Identify the lines holding "text" and copy them.

>> begin Task material

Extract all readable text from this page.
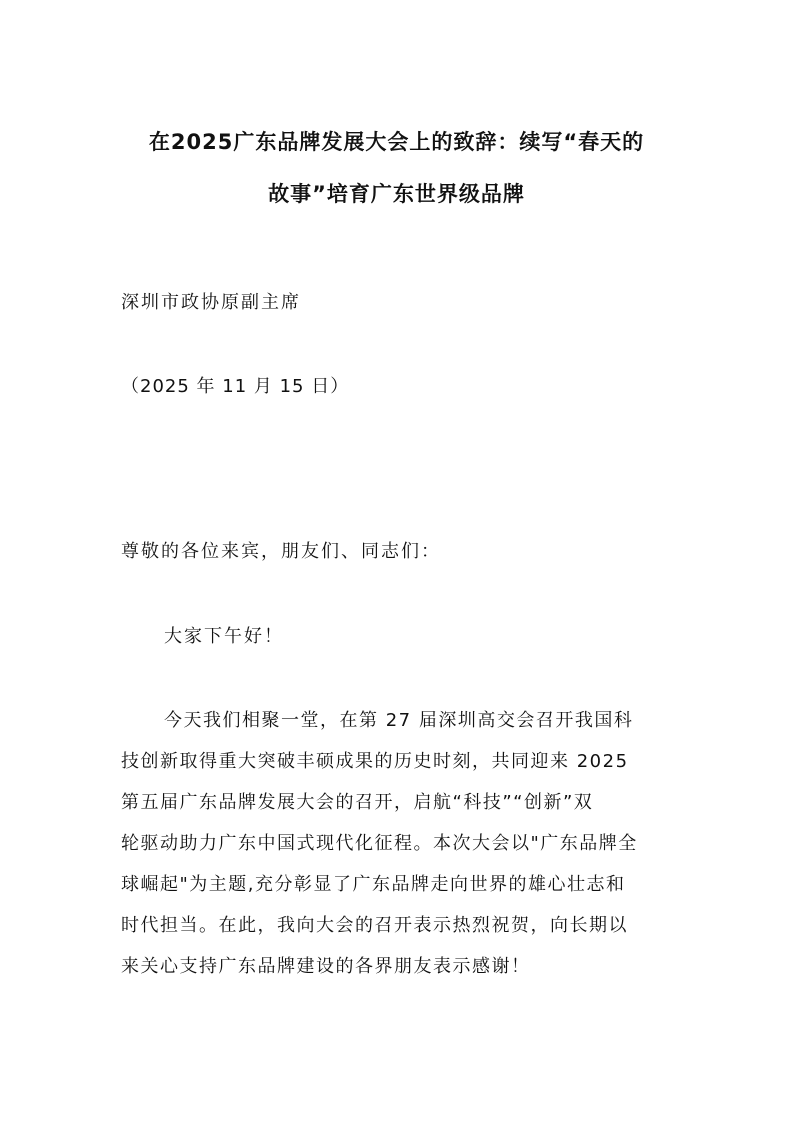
在2025广东品牌发展大会上的致辞：续写“春天的
故事”培育广东世界级品牌
深圳市政协原副主席
（2025 年 11 月 15 日）
尊敬的各位来宾，朋友们、同志们：
大家下午好！
今天我们相聚一堂，在第 27 届深圳高交会召开我国科
技创新取得重大突破丰硕成果的历史时刻，共同迎来 2025
第五届广东品牌发展大会的召开，启航“科技”“创新”双
轮驱动助力广东中国式现代化征程。本次大会以"广东品牌全
球崛起"为主题,充分彰显了广东品牌走向世界的雄心壮志和
时代担当。在此，我向大会的召开表示热烈祝贺，向长期以
来关心支持广东品牌建设的各界朋友表示感谢！
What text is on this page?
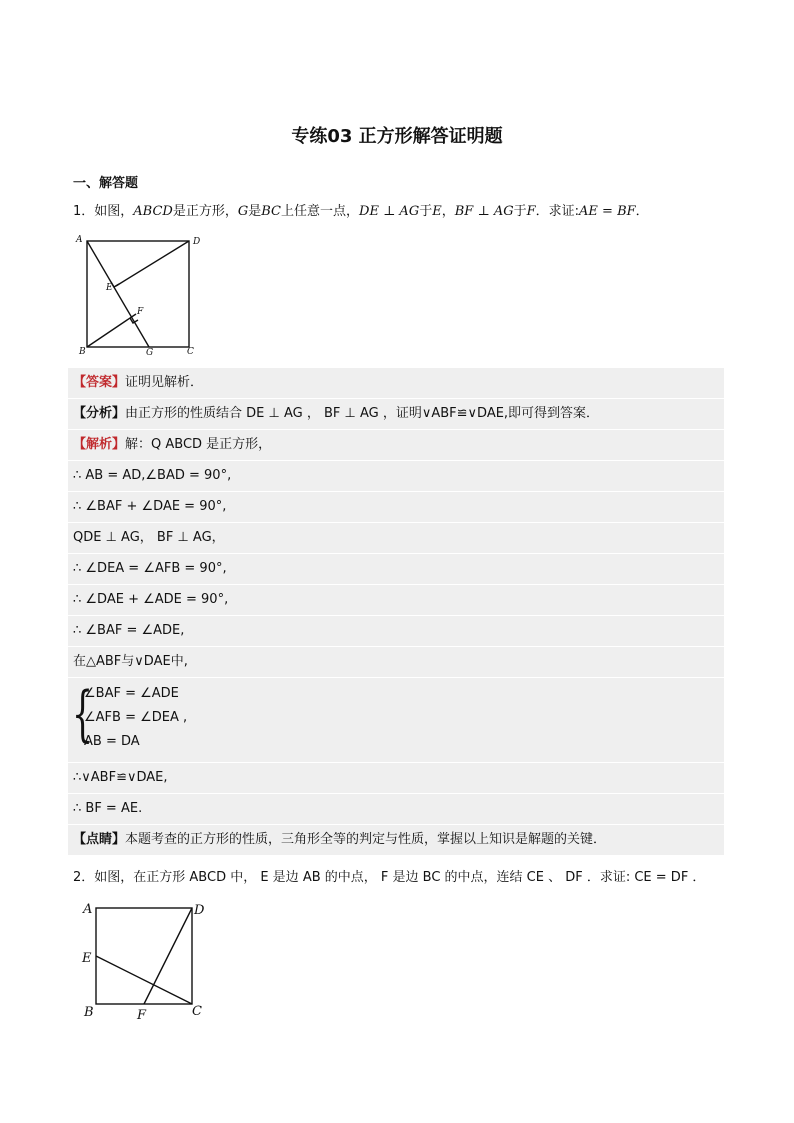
专练03 正方形解答证明题
一、解答题
1．如图，ABCD是正方形，G是BC上任意一点，DE ⊥ AG于E，BF ⊥ AG于F．求证:AE = BF．
A	D
E
F
B	G	C
【答案】证明见解析．
【分析】由正方形的性质结合 DE ⊥ AG ， BF ⊥ AG ，证明∨ABF≌∨DAE,即可得到答案．
【解析】解：Q ABCD 是正方形，
∴ AB = AD,∠BAD = 90°,
∴ ∠BAF + ∠DAE = 90°,
QDE ⊥ AG， BF ⊥ AG，
∴ ∠DEA = ∠AFB = 90°,
∴ ∠DAE + ∠ADE = 90°,
∴ ∠BAF = ∠ADE,
在△ABF与∨DAE中,
{
∠BAF = ∠ADE
∠AFB = ∠DEA ,
AB = DA
∴∨ABF≌∨DAE,
∴ BF = AE.
【点睛】本题考查的正方形的性质，三角形全等的判定与性质，掌握以上知识是解题的关键．
2．如图，在正方形 ABCD 中， E 是边 AB 的中点， F 是边 BC 的中点，连结 CE 、 DF ．求证: CE = DF ．
A	D
E
B	F	C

>> end Task material

Result for this exercise:
Extract all readable text from this page.
What text is on this page?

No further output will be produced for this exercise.